— begin —

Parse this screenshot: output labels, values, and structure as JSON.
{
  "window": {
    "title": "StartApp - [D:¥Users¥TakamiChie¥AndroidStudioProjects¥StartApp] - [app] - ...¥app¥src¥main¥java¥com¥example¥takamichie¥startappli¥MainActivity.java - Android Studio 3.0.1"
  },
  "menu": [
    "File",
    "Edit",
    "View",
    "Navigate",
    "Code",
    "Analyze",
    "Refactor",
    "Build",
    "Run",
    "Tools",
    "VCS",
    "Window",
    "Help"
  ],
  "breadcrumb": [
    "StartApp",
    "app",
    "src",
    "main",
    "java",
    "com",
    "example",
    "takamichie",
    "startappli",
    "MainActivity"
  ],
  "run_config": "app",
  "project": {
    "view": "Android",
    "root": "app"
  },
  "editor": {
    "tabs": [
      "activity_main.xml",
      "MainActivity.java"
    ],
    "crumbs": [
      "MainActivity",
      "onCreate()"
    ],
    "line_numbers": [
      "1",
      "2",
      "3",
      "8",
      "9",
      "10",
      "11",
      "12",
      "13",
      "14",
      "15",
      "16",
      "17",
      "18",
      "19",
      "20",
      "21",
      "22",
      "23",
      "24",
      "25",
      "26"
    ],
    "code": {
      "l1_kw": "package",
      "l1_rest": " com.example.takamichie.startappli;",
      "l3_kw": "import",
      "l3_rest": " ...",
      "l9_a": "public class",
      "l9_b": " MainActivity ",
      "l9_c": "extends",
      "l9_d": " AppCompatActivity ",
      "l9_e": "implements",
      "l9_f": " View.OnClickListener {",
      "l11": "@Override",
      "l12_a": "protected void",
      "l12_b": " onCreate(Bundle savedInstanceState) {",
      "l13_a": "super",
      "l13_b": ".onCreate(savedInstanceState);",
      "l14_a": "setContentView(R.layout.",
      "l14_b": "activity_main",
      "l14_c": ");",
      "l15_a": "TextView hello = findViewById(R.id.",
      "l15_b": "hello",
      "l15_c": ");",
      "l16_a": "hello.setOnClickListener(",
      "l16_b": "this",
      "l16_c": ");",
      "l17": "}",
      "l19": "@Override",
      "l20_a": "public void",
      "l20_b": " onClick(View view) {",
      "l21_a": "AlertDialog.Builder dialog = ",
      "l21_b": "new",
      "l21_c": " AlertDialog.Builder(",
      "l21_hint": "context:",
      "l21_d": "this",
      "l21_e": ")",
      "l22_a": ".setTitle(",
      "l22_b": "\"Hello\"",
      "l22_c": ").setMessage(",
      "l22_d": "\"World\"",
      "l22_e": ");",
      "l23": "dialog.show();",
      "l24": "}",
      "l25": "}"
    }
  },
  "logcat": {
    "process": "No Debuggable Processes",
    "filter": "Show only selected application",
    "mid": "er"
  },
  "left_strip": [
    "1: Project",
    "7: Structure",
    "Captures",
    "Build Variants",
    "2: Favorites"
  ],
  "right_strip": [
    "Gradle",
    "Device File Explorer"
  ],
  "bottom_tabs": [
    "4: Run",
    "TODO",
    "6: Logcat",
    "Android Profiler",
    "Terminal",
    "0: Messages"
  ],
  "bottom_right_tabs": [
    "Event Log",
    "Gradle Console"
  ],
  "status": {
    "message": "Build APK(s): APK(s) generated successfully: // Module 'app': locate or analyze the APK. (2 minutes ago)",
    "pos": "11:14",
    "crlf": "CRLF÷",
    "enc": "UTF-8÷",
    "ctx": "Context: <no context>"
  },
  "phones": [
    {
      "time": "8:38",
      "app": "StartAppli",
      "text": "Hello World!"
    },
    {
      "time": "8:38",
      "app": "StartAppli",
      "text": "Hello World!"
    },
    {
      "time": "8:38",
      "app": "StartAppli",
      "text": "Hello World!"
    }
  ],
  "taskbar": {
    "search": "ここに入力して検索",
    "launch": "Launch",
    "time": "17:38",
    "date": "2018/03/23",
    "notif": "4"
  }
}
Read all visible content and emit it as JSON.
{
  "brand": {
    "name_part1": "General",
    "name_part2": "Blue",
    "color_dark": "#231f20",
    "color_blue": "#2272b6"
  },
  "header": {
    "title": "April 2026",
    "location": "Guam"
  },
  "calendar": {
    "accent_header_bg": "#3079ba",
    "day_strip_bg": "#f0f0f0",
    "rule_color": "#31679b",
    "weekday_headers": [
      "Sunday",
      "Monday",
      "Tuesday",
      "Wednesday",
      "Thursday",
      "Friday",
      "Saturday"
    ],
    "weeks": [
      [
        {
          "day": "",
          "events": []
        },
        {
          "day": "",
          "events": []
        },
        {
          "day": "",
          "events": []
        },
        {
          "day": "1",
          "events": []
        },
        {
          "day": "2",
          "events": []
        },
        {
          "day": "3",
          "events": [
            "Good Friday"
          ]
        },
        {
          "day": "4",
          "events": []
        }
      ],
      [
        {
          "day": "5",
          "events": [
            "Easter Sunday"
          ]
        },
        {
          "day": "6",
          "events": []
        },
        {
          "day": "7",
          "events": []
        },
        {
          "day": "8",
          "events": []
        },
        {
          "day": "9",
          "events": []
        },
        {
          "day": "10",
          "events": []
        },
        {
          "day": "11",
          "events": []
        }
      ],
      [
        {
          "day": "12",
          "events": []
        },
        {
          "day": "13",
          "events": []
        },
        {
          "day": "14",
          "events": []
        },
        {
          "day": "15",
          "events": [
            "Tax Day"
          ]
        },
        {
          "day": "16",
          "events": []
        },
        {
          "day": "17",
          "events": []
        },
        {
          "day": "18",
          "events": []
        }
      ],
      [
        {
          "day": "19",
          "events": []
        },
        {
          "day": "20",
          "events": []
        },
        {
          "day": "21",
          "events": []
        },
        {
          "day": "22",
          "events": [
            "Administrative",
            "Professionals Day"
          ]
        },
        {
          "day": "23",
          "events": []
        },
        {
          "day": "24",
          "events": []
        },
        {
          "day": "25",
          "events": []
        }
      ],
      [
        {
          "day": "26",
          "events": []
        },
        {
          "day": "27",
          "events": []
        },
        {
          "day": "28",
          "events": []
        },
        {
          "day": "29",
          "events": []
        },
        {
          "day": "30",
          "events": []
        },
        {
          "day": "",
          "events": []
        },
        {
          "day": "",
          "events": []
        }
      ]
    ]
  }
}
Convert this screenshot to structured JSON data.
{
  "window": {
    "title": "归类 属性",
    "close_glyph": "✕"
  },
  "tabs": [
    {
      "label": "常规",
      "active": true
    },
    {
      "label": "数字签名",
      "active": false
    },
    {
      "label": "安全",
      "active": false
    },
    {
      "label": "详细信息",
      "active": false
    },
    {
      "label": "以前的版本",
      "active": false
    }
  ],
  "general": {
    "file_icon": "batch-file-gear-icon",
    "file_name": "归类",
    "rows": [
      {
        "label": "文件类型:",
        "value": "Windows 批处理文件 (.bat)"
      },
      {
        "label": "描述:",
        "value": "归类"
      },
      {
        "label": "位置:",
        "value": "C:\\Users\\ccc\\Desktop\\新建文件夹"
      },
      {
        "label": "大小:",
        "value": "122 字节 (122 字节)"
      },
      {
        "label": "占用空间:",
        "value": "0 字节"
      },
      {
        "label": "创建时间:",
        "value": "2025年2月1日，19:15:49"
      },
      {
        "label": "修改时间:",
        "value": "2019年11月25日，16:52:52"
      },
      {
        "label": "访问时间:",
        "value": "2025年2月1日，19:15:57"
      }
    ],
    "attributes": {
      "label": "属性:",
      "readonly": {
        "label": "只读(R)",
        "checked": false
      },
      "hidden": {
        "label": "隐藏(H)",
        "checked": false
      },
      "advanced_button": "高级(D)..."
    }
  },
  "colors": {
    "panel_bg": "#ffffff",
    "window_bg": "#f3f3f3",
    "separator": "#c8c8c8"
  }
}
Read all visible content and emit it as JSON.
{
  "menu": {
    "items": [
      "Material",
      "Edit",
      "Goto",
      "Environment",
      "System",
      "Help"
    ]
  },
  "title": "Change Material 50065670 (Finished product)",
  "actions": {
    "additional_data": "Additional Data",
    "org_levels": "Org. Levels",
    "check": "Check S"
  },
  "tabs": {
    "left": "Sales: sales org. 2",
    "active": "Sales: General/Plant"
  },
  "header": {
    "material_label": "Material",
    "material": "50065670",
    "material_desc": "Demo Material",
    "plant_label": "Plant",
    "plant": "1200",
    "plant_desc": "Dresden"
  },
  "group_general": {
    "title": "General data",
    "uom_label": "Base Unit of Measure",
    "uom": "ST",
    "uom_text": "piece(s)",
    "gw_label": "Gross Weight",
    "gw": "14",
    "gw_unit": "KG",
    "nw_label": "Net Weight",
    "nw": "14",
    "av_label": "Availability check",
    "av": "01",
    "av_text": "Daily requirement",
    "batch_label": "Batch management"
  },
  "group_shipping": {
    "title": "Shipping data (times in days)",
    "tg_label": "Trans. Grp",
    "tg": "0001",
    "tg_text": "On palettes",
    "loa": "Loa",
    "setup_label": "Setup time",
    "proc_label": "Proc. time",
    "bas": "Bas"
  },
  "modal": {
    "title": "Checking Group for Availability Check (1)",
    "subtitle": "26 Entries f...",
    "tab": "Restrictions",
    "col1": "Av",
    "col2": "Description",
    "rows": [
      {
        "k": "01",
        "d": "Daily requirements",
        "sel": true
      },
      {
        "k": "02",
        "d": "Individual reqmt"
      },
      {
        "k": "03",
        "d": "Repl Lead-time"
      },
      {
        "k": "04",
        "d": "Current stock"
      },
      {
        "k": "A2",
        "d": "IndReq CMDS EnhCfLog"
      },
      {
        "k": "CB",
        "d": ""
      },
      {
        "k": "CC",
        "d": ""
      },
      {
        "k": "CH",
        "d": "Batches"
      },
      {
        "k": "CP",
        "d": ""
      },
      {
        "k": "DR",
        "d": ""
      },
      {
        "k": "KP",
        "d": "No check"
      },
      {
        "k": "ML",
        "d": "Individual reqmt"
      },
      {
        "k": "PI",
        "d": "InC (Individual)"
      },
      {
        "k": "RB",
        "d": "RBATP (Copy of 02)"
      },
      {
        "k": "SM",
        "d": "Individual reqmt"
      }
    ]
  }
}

— end —

→ **TASK PROMPT**: Go through the entries and return each line where the word "Daily" appears.

→ **SOLUTION FOR THIS PROBLEM**:
    "av_text": "Daily requirement",
        "d": "Daily requirements",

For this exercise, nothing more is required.